>> start
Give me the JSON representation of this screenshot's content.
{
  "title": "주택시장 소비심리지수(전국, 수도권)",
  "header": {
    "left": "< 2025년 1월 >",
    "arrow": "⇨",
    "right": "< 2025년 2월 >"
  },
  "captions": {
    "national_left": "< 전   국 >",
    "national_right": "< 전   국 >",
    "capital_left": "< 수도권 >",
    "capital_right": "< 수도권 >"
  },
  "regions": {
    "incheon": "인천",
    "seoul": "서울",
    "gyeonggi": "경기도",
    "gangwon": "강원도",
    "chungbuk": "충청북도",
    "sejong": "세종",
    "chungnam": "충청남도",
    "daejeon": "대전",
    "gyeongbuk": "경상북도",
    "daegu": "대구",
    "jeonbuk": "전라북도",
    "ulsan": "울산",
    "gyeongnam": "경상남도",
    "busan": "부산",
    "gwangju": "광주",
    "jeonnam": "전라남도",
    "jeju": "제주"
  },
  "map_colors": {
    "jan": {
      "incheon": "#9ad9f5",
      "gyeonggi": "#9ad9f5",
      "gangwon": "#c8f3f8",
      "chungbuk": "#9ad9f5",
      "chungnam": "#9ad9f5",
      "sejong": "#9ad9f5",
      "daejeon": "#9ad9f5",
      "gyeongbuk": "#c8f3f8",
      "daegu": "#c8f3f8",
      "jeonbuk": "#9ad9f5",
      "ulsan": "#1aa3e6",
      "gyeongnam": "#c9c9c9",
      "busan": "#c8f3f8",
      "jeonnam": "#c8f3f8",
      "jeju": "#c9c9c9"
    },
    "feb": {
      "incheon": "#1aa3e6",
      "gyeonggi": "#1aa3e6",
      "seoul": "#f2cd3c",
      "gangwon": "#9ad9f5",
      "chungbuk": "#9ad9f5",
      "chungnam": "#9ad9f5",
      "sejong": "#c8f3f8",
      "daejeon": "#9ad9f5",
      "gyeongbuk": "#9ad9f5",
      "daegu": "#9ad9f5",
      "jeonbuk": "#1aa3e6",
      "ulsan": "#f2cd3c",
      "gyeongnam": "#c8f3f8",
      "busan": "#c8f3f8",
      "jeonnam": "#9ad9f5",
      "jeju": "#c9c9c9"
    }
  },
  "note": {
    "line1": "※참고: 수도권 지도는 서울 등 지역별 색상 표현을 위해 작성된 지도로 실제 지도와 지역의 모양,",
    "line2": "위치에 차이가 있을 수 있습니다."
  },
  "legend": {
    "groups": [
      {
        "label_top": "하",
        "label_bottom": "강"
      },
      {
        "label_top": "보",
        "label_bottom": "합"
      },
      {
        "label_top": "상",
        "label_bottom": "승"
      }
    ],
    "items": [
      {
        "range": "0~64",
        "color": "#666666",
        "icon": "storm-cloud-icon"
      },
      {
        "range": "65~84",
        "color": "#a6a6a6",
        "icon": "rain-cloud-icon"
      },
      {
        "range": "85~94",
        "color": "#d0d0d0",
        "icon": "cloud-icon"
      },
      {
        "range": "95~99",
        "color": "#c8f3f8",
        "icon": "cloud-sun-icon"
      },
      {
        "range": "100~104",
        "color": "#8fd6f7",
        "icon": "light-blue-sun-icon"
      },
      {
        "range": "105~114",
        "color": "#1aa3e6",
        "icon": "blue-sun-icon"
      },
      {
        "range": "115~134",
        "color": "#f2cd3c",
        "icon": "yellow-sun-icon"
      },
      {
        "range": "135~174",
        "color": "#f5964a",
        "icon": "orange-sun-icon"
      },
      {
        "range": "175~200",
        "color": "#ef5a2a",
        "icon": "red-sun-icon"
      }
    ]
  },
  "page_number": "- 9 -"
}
>> end
GIVEN EXERCISE: Print out every entry, keeping each one exact.

EXPECTED OUTPUT:
Give me the JSON representation of this screenshot's content.
{
  "title": "주택시장 소비심리지수(전국, 수도권)",
  "header": {
    "left": "< 2025년 1월 >",
    "arrow": "⇨",
    "right": "< 2025년 2월 >"
  },
  "captions": {
    "national_left": "< 전   국 >",
    "national_right": "< 전   국 >",
    "capital_left": "< 수도권 >",
    "capital_right": "< 수도권 >"
  },
  "regions": {
    "incheon": "인천",
    "seoul": "서울",
    "gyeonggi": "경기도",
    "gangwon": "강원도",
    "chungbuk": "충청북도",
    "sejong": "세종",
    "chungnam": "충청남도",
    "daejeon": "대전",
    "gyeongbuk": "경상북도",
    "daegu": "대구",
    "jeonbuk": "전라북도",
    "ulsan": "울산",
    "gyeongnam": "경상남도",
    "busan": "부산",
    "gwangju": "광주",
    "jeonnam": "전라남도",
    "jeju": "제주"
  },
  "map_colors": {
    "jan": {
      "incheon": "#9ad9f5",
      "gyeonggi": "#9ad9f5",
      "gangwon": "#c8f3f8",
      "chungbuk": "#9ad9f5",
      "chungnam": "#9ad9f5",
      "sejong": "#9ad9f5",
      "daejeon": "#9ad9f5",
      "gyeongbuk": "#c8f3f8",
      "daegu": "#c8f3f8",
      "jeonbuk": "#9ad9f5",
      "ulsan": "#1aa3e6",
      "gyeongnam": "#c9c9c9",
      "busan": "#c8f3f8",
      "jeonnam": "#c8f3f8",
      "jeju": "#c9c9c9"
    },
    "feb": {
      "incheon": "#1aa3e6",
      "gyeonggi": "#1aa3e6",
      "seoul": "#f2cd3c",
      "gangwon": "#9ad9f5",
      "chungbuk": "#9ad9f5",
      "chungnam": "#9ad9f5",
      "sejong": "#c8f3f8",
      "daejeon": "#9ad9f5",
      "gyeongbuk": "#9ad9f5",
      "daegu": "#9ad9f5",
      "jeonbuk": "#1aa3e6",
      "ulsan": "#f2cd3c",
      "gyeongnam": "#c8f3f8",
      "busan": "#c8f3f8",
      "jeonnam": "#9ad9f5",
      "jeju": "#c9c9c9"
    }
  },
  "note": {
    "line1": "※참고: 수도권 지도는 서울 등 지역별 색상 표현을 위해 작성된 지도로 실제 지도와 지역의 모양,",
    "line2": "위치에 차이가 있을 수 있습니다."
  },
  "legend": {
    "groups": [
      {
        "label_top": "하",
        "label_bottom": "강"
      },
      {
        "label_top": "보",
        "label_bottom": "합"
      },
      {
        "label_top": "상",
        "label_bottom": "승"
      }
    ],
    "items": [
      {
        "range": "0~64",
        "color": "#666666",
        "icon": "storm-cloud-icon"
      },
      {
        "range": "65~84",
        "color": "#a6a6a6",
        "icon": "rain-cloud-icon"
      },
      {
        "range": "85~94",
        "color": "#d0d0d0",
        "icon": "cloud-icon"
      },
      {
        "range": "95~99",
        "color": "#c8f3f8",
        "icon": "cloud-sun-icon"
      },
      {
        "range": "100~104",
        "color": "#8fd6f7",
        "icon": "light-blue-sun-icon"
      },
      {
        "range": "105~114",
        "color": "#1aa3e6",
        "icon": "blue-sun-icon"
      },
      {
        "range": "115~134",
        "color": "#f2cd3c",
        "icon": "yellow-sun-icon"
      },
      {
        "range": "135~174",
        "color": "#f5964a",
        "icon": "orange-sun-icon"
      },
      {
        "range": "175~200",
        "color": "#ef5a2a",
        "icon": "red-sun-icon"
      }
    ]
  },
  "page_number": "- 9 -"
}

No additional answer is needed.